Task => Where the data below has the string "Жена", return the whole line.

-------------------------

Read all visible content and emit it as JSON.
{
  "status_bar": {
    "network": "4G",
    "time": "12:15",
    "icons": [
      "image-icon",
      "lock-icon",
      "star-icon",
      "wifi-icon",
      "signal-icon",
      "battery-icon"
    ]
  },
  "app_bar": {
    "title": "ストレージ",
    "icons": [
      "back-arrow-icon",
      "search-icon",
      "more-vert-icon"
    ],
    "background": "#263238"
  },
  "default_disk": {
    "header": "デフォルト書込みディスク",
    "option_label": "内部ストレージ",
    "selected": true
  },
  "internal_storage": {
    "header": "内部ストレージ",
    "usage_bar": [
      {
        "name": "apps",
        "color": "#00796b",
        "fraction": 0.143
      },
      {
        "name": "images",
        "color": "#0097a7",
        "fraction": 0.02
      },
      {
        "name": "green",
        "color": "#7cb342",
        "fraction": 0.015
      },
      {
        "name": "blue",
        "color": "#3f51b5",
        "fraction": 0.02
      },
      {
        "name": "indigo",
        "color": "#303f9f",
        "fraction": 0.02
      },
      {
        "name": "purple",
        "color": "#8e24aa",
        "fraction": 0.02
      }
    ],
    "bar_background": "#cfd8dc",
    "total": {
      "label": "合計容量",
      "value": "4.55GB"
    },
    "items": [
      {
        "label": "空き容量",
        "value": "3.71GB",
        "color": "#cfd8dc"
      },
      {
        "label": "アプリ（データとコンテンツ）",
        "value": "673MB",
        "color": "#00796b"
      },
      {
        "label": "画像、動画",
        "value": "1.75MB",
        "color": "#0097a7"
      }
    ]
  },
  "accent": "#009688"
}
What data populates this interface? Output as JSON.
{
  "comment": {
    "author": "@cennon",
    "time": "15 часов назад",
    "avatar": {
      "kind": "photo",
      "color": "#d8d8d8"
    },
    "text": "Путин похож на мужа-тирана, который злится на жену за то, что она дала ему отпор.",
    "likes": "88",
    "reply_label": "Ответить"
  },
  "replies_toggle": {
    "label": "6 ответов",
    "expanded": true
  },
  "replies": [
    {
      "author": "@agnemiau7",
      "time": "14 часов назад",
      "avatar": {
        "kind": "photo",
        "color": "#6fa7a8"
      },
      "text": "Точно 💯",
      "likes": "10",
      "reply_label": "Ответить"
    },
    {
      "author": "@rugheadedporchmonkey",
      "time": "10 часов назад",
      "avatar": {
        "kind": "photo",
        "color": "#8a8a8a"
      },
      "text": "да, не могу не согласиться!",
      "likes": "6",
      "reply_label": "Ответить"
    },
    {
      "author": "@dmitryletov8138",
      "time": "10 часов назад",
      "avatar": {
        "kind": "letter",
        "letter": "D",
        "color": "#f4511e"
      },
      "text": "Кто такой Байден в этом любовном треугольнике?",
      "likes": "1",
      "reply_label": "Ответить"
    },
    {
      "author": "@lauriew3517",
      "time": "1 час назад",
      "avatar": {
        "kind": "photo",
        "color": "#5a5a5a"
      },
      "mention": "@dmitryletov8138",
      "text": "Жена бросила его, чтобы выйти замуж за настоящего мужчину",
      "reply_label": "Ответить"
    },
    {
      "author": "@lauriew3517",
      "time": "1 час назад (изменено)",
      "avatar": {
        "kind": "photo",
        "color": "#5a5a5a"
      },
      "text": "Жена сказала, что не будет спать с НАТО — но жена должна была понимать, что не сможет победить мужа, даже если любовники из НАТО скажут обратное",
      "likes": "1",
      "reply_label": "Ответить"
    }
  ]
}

-------------------------

Complete response =>
      "text": "Жена бросила его, чтобы выйти замуж за настоящего мужчину",
      "text": "Жена сказала, что не будет спать с НАТО — но жена должна была понимать, что не сможет победить мужа, даже если любовники из НАТО скажут обратное",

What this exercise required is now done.